==== RAW RECORDS ====

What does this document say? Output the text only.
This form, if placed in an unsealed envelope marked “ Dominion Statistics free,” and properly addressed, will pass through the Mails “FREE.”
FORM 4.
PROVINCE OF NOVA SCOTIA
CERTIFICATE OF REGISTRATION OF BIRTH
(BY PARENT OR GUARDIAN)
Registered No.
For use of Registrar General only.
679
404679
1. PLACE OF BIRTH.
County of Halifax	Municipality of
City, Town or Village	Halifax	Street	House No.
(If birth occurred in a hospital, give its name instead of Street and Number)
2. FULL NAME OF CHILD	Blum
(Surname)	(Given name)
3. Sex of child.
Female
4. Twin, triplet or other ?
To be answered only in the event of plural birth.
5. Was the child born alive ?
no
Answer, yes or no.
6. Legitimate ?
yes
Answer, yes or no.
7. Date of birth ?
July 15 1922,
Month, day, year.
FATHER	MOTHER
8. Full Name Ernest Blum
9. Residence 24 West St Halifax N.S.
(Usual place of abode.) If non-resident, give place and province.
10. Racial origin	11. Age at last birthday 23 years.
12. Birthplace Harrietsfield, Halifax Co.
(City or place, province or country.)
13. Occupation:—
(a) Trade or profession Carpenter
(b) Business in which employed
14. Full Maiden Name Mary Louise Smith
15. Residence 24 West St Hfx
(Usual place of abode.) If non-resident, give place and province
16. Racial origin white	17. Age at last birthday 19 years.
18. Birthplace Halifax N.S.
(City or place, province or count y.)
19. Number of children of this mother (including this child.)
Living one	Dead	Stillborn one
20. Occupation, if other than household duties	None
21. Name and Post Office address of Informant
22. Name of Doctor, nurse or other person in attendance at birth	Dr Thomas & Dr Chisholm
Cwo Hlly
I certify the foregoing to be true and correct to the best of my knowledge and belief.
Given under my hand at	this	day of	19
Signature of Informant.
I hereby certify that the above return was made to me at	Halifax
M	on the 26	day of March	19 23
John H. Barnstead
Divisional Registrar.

====
==== RAW RECORDS ====

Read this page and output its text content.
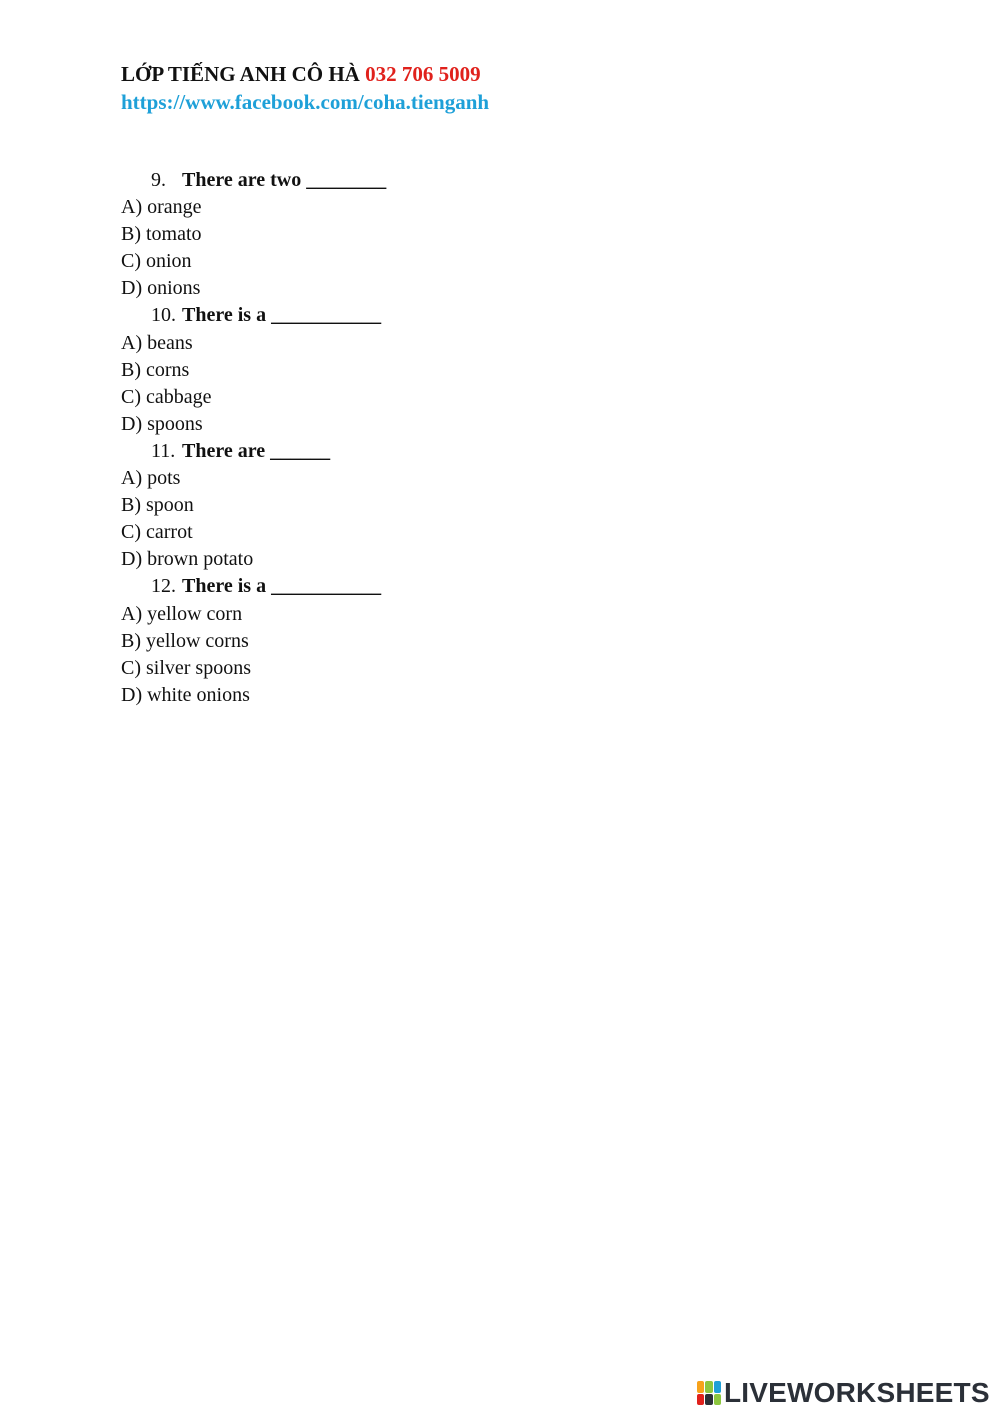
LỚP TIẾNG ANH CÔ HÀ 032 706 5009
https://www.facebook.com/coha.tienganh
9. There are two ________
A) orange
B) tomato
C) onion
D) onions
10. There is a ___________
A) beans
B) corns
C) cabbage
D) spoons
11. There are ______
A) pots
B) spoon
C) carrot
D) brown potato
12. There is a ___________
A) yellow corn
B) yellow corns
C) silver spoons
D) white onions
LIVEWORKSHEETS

====
==== RAW RECORDS ====

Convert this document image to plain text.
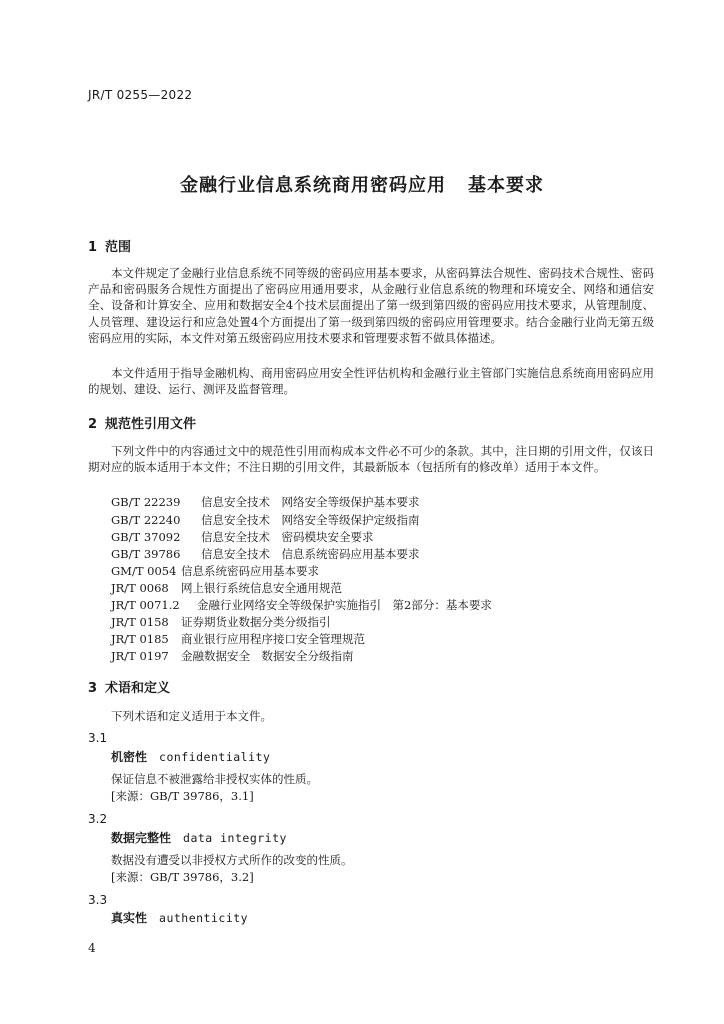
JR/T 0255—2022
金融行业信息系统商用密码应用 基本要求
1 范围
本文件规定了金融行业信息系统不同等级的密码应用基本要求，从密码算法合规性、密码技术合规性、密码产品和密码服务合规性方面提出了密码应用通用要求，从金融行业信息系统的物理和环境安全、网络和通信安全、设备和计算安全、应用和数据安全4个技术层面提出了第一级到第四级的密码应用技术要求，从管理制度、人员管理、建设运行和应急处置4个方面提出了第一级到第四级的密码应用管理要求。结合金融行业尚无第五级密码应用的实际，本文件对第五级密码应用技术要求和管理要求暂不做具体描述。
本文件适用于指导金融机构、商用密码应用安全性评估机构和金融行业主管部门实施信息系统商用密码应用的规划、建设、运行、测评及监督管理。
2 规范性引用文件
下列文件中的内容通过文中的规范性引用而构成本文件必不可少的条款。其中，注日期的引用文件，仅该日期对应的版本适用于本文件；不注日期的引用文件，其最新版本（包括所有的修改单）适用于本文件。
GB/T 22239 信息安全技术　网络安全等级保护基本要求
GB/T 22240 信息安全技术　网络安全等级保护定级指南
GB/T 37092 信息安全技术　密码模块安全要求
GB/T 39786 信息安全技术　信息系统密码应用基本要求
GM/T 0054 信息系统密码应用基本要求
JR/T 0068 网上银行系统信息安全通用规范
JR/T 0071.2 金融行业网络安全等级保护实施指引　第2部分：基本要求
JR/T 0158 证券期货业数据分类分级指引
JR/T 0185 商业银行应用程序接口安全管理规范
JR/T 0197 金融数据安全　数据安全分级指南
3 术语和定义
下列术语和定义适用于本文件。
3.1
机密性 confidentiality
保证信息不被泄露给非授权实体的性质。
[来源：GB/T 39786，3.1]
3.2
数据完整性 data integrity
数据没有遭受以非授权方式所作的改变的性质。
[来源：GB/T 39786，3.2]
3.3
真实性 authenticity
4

====

### WHAT THE TASK ASKS:
Copy every line of the listing where the word "West" appears.

### EXERCISE SOLUTION:
9. Residence 24 West St Halifax N.S.
15. Residence 24 West St Hfx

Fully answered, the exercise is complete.